### Your task
Reproduce the following records line for line, with no changes.

** START Dataset entries **

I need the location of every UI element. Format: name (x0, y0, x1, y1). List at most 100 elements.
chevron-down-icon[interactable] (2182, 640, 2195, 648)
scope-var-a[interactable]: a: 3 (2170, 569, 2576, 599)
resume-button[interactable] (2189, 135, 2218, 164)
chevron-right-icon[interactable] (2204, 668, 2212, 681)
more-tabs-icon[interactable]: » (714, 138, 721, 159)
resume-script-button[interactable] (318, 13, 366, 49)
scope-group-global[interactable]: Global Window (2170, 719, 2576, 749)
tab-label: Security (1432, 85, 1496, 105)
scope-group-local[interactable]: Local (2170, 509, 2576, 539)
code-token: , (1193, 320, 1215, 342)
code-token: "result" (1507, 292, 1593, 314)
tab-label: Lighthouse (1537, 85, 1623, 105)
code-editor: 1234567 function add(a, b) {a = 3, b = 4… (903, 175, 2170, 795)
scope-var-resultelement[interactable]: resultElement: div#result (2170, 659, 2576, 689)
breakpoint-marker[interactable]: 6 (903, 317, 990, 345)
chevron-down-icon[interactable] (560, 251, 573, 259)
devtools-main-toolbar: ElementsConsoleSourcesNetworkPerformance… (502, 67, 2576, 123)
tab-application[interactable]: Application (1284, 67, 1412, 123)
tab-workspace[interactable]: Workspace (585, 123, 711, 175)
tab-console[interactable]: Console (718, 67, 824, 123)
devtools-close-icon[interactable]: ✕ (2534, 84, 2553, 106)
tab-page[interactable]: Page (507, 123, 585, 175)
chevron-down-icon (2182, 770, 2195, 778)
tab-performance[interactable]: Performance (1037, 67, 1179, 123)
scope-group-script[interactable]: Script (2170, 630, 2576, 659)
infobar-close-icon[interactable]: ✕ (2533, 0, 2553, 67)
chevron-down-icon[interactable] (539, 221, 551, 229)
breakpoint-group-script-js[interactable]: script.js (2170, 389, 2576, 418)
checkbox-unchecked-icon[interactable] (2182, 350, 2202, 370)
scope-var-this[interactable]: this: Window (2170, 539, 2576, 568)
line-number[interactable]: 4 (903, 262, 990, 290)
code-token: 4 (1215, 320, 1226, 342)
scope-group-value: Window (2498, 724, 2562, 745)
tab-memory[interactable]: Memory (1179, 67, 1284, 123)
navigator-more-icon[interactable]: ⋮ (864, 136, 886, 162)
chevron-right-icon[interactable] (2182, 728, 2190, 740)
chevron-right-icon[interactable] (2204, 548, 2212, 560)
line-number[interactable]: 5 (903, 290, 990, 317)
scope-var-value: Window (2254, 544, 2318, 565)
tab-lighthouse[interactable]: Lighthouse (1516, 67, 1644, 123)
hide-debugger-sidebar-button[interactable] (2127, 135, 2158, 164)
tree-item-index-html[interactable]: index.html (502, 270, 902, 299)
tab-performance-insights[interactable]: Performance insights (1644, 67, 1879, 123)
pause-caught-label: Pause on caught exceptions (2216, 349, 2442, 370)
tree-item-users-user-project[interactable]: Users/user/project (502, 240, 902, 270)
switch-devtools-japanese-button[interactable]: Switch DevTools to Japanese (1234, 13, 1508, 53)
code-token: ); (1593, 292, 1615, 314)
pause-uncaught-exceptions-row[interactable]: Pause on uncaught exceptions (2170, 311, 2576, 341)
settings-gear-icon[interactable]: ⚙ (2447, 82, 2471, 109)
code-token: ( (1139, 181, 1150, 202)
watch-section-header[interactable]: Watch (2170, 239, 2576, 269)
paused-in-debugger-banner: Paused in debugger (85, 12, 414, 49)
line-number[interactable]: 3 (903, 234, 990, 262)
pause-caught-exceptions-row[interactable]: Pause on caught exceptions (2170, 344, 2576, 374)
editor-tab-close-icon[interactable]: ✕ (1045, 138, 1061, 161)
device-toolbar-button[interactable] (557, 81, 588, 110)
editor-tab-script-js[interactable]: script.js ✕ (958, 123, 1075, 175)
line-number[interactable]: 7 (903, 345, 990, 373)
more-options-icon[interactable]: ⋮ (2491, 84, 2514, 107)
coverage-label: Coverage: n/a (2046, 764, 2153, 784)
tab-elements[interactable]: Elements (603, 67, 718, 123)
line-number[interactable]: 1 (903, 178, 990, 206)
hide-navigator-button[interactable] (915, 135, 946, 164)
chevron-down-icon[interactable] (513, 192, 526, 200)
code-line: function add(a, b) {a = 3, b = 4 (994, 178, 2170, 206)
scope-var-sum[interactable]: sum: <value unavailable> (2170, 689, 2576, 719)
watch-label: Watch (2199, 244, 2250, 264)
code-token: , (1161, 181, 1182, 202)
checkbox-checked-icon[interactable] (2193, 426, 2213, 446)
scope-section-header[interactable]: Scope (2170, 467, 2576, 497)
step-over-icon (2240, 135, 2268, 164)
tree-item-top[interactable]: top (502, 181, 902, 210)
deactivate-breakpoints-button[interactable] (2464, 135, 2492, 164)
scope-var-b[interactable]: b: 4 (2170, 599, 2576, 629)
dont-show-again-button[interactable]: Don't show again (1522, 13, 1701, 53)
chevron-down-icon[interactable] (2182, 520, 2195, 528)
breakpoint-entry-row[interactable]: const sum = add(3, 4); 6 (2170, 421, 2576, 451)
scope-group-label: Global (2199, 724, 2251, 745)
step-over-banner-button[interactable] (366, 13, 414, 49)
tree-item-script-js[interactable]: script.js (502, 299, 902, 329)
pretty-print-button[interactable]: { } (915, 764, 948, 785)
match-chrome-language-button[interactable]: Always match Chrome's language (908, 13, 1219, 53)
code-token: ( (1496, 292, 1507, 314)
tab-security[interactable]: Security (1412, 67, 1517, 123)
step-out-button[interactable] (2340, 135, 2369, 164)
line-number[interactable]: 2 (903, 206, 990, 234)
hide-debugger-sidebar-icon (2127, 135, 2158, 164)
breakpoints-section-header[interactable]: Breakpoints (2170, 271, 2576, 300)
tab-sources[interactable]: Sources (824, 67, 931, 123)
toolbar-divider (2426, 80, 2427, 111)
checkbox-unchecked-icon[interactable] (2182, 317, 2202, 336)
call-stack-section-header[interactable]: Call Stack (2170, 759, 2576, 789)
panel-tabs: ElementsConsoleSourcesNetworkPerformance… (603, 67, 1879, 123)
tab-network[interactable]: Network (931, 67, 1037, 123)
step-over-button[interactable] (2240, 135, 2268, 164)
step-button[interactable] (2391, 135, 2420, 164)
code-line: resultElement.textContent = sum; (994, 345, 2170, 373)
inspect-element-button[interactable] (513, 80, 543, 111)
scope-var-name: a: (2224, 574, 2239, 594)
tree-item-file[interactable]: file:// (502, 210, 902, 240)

** END Dataset entries **

### Reply
I need the location of every UI element. Format: name (x0, y0, x1, y1). List at most 100 elements.
chevron-down-icon[interactable] (2182, 640, 2195, 648)
scope-var-a[interactable]: a: 3 (2170, 569, 2576, 599)
resume-button[interactable] (2189, 135, 2218, 164)
chevron-right-icon[interactable] (2204, 668, 2212, 681)
more-tabs-icon[interactable]: » (714, 138, 721, 159)
resume-script-button[interactable] (318, 13, 366, 49)
scope-group-global[interactable]: Global Window (2170, 719, 2576, 749)
tab-label: Security (1432, 85, 1496, 105)
scope-group-local[interactable]: Local (2170, 509, 2576, 539)
code-token: , (1193, 320, 1215, 342)
code-token: "result" (1507, 292, 1593, 314)
tab-label: Lighthouse (1537, 85, 1623, 105)
code-editor: 1234567 function add(a, b) {a = 3, b = 4… (903, 175, 2170, 795)
scope-var-resultelement[interactable]: resultElement: div#result (2170, 659, 2576, 689)
breakpoint-marker[interactable]: 6 (903, 317, 990, 345)
chevron-down-icon[interactable] (560, 251, 573, 259)
devtools-main-toolbar: ElementsConsoleSourcesNetworkPerformance… (502, 67, 2576, 123)
tab-application[interactable]: Application (1284, 67, 1412, 123)
tab-workspace[interactable]: Workspace (585, 123, 711, 175)
tab-console[interactable]: Console (718, 67, 824, 123)
devtools-close-icon[interactable]: ✕ (2534, 84, 2553, 106)
tab-page[interactable]: Page (507, 123, 585, 175)
chevron-down-icon (2182, 770, 2195, 778)
tab-performance[interactable]: Performance (1037, 67, 1179, 123)
scope-group-script[interactable]: Script (2170, 630, 2576, 659)
infobar-close-icon[interactable]: ✕ (2533, 0, 2553, 67)
chevron-down-icon[interactable] (539, 221, 551, 229)
breakpoint-group-script-js[interactable]: script.js (2170, 389, 2576, 418)
checkbox-unchecked-icon[interactable] (2182, 350, 2202, 370)
scope-var-this[interactable]: this: Window (2170, 539, 2576, 568)
line-number[interactable]: 4 (903, 262, 990, 290)
code-token: 4 (1215, 320, 1226, 342)
scope-group-value: Window (2498, 724, 2562, 745)
tab-memory[interactable]: Memory (1179, 67, 1284, 123)
navigator-more-icon[interactable]: ⋮ (864, 136, 886, 162)
chevron-right-icon[interactable] (2182, 728, 2190, 740)
chevron-right-icon[interactable] (2204, 548, 2212, 560)
line-number[interactable]: 5 (903, 290, 990, 317)
scope-var-value: Window (2254, 544, 2318, 565)
tab-lighthouse[interactable]: Lighthouse (1516, 67, 1644, 123)
hide-debugger-sidebar-button[interactable] (2127, 135, 2158, 164)
tree-item-index-html[interactable]: index.html (502, 270, 902, 299)
tab-performance-insights[interactable]: Performance insights (1644, 67, 1879, 123)
pause-caught-label: Pause on caught exceptions (2216, 349, 2442, 370)
tree-item-users-user-project[interactable]: Users/user/project (502, 240, 902, 270)
switch-devtools-japanese-button[interactable]: Switch DevTools to Japanese (1234, 13, 1508, 53)
code-token: ); (1593, 292, 1615, 314)
pause-uncaught-exceptions-row[interactable]: Pause on uncaught exceptions (2170, 311, 2576, 341)
settings-gear-icon[interactable]: ⚙ (2447, 82, 2471, 109)
code-token: ( (1139, 181, 1150, 202)
watch-section-header[interactable]: Watch (2170, 239, 2576, 269)
paused-in-debugger-banner: Paused in debugger (85, 12, 414, 49)
line-number[interactable]: 3 (903, 234, 990, 262)
pause-caught-exceptions-row[interactable]: Pause on caught exceptions (2170, 344, 2576, 374)
editor-tab-close-icon[interactable]: ✕ (1045, 138, 1061, 161)
device-toolbar-button[interactable] (557, 81, 588, 110)
editor-tab-script-js[interactable]: script.js ✕ (958, 123, 1075, 175)
line-number[interactable]: 7 (903, 345, 990, 373)
more-options-icon[interactable]: ⋮ (2491, 84, 2514, 107)
coverage-label: Coverage: n/a (2046, 764, 2153, 784)
tab-elements[interactable]: Elements (603, 67, 718, 123)
line-number[interactable]: 1 (903, 178, 990, 206)
hide-navigator-button[interactable] (915, 135, 946, 164)
chevron-down-icon[interactable] (513, 192, 526, 200)
code-line: function add(a, b) {a = 3, b = 4 (994, 178, 2170, 206)
scope-var-sum[interactable]: sum: <value unavailable> (2170, 689, 2576, 719)
watch-label: Watch (2199, 244, 2250, 264)
code-token: , (1161, 181, 1182, 202)
checkbox-checked-icon[interactable] (2193, 426, 2213, 446)
scope-section-header[interactable]: Scope (2170, 467, 2576, 497)
step-over-icon (2240, 135, 2268, 164)
tree-item-top[interactable]: top (502, 181, 902, 210)
deactivate-breakpoints-button[interactable] (2464, 135, 2492, 164)
scope-var-b[interactable]: b: 4 (2170, 599, 2576, 629)
dont-show-again-button[interactable]: Don't show again (1522, 13, 1701, 53)
chevron-down-icon[interactable] (2182, 520, 2195, 528)
breakpoint-entry-row[interactable]: const sum = add(3, 4); 6 (2170, 421, 2576, 451)
scope-group-label: Global (2199, 724, 2251, 745)
step-over-banner-button[interactable] (366, 13, 414, 49)
tree-item-script-js[interactable]: script.js (502, 299, 902, 329)
pretty-print-button[interactable]: { } (915, 764, 948, 785)
match-chrome-language-button[interactable]: Always match Chrome's language (908, 13, 1219, 53)
code-token: ( (1496, 292, 1507, 314)
tab-security[interactable]: Security (1412, 67, 1517, 123)
step-out-button[interactable] (2340, 135, 2369, 164)
line-number[interactable]: 2 (903, 206, 990, 234)
hide-debugger-sidebar-icon (2127, 135, 2158, 164)
breakpoints-section-header[interactable]: Breakpoints (2170, 271, 2576, 300)
tab-sources[interactable]: Sources (824, 67, 931, 123)
toolbar-divider (2426, 80, 2427, 111)
checkbox-unchecked-icon[interactable] (2182, 317, 2202, 336)
call-stack-section-header[interactable]: Call Stack (2170, 759, 2576, 789)
panel-tabs: ElementsConsoleSourcesNetworkPerformance… (603, 67, 1879, 123)
tab-network[interactable]: Network (931, 67, 1037, 123)
step-over-button[interactable] (2240, 135, 2268, 164)
step-button[interactable] (2391, 135, 2420, 164)
code-line: resultElement.textContent = sum; (994, 345, 2170, 373)
inspect-element-button[interactable] (513, 80, 543, 111)
scope-var-name: a: (2224, 574, 2239, 594)
tree-item-file[interactable]: file:// (502, 210, 902, 240)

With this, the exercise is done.